→ TASK
Report how many lines below contain the word "both". Give only the number.

→ WORKING DATA
○ ○ ○ ○ ○
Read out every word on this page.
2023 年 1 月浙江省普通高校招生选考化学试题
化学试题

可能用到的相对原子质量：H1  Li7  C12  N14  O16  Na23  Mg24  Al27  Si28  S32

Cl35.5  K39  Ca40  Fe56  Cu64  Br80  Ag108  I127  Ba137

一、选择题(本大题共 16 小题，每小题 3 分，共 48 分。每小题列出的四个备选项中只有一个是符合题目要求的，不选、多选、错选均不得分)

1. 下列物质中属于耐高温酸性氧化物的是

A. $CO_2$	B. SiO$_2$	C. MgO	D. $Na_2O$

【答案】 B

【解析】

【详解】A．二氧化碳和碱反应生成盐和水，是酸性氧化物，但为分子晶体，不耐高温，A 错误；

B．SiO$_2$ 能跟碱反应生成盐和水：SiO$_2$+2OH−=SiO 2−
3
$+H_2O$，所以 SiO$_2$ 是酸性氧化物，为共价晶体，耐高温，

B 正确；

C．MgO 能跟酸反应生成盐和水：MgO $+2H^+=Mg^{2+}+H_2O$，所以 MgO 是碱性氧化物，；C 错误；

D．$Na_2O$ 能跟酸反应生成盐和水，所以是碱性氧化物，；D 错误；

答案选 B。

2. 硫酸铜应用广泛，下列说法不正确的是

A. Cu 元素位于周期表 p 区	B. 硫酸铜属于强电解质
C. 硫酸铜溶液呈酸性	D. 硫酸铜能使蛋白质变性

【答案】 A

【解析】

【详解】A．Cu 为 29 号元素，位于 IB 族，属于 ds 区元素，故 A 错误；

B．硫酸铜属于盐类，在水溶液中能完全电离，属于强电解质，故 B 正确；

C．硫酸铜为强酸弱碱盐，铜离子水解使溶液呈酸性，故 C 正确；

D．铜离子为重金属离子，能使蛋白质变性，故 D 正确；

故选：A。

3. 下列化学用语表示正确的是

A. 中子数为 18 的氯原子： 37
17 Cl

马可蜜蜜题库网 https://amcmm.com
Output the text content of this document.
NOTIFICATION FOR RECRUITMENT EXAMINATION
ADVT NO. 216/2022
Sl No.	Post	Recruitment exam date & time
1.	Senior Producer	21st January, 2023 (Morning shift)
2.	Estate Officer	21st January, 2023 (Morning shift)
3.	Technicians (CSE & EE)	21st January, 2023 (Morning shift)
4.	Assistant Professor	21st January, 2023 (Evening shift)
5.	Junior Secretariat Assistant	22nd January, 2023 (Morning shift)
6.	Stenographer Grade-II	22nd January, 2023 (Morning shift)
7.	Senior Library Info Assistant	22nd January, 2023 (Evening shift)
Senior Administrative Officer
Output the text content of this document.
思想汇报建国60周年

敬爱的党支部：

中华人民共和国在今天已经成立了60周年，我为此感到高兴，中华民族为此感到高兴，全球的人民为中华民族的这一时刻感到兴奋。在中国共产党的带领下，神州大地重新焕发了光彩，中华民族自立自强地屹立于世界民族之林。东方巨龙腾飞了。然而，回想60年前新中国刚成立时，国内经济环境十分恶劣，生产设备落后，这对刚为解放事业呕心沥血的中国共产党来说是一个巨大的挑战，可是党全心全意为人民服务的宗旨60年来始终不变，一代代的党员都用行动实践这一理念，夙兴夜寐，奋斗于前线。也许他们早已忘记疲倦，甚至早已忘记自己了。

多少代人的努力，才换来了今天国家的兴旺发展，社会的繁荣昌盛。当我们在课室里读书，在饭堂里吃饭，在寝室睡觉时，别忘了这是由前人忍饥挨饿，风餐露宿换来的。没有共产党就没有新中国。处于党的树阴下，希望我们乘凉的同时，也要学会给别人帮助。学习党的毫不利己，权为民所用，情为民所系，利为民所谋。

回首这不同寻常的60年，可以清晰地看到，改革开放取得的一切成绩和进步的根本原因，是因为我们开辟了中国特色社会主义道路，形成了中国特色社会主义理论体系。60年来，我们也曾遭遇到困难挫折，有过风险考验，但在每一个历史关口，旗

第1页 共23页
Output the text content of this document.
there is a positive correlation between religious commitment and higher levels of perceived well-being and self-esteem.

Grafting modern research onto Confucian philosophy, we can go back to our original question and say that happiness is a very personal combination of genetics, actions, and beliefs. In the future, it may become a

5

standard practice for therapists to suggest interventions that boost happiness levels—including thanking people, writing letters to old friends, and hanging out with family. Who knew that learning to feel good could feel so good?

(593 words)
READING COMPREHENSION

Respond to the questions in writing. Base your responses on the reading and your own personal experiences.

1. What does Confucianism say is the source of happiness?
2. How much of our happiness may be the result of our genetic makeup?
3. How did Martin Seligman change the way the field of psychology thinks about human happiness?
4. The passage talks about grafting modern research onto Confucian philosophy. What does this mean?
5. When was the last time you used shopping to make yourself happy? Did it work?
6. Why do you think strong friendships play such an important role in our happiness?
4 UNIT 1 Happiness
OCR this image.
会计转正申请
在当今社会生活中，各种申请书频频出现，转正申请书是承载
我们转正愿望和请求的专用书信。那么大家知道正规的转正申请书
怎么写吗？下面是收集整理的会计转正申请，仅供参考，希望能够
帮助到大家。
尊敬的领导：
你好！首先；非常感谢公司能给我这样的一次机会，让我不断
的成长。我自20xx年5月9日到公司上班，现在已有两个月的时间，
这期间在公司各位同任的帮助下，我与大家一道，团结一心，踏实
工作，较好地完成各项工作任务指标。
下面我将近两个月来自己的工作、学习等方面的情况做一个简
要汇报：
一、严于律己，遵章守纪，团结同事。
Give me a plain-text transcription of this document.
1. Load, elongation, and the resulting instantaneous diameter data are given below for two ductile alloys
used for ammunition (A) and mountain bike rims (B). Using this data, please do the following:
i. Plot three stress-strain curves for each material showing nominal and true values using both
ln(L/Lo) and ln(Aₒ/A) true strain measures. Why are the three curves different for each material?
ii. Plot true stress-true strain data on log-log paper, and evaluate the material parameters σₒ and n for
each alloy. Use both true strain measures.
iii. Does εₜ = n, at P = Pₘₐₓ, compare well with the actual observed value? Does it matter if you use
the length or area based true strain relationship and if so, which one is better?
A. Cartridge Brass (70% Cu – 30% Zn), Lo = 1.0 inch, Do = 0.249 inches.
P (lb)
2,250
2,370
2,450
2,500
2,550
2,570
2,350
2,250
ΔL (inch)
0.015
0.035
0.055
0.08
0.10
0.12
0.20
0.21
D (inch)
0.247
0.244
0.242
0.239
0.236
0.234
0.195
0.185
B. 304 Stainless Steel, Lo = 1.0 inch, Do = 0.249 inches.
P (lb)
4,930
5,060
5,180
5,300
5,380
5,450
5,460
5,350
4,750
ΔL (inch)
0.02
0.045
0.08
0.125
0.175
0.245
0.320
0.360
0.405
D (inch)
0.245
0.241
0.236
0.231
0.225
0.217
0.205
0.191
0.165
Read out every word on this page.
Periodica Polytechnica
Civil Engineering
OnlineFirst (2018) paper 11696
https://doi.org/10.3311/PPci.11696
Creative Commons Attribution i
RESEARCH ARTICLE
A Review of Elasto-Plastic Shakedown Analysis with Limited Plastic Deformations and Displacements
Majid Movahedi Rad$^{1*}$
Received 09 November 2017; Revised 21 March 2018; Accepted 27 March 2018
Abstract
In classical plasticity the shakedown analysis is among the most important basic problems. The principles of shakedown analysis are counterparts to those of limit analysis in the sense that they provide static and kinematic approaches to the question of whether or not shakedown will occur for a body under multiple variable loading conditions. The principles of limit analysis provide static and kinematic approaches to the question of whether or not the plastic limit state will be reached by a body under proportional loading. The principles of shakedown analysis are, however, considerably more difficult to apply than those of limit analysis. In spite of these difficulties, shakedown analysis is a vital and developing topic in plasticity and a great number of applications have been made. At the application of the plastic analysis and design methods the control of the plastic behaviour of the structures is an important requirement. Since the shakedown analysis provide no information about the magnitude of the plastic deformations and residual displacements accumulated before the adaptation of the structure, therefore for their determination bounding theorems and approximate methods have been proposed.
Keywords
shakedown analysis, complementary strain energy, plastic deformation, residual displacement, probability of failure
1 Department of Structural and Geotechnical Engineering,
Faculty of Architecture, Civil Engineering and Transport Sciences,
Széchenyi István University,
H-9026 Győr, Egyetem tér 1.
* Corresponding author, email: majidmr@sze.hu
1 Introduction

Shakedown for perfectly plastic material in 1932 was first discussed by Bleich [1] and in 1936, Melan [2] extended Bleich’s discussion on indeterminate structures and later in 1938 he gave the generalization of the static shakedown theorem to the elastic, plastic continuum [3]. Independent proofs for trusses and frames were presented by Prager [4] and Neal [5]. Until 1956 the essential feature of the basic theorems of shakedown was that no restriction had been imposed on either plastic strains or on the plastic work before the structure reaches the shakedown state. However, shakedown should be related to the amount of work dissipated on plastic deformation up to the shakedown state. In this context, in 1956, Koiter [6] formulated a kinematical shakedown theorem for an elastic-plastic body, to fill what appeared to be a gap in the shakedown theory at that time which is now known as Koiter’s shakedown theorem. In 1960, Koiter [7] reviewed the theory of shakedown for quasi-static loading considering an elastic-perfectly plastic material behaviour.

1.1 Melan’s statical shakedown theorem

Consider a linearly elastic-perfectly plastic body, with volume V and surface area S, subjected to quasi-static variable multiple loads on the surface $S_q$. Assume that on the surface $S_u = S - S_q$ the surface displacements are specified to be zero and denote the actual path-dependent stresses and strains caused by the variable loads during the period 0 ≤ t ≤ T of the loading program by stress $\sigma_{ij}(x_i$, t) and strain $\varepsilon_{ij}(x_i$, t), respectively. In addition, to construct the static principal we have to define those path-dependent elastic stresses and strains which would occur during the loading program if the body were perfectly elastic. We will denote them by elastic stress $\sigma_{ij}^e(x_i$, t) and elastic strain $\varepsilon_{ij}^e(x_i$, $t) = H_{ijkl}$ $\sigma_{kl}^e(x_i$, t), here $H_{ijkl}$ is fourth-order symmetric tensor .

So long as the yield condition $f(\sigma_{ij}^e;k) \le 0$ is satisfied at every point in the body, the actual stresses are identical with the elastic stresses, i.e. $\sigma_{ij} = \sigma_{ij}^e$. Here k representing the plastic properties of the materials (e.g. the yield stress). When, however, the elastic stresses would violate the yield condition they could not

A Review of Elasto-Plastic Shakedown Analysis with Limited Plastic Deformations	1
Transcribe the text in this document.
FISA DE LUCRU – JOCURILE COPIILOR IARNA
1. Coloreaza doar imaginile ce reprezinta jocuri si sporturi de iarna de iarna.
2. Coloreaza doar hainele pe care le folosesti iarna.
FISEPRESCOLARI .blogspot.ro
○ ○ ○ ○ ○
→ OUTPUT OF THE TASK
2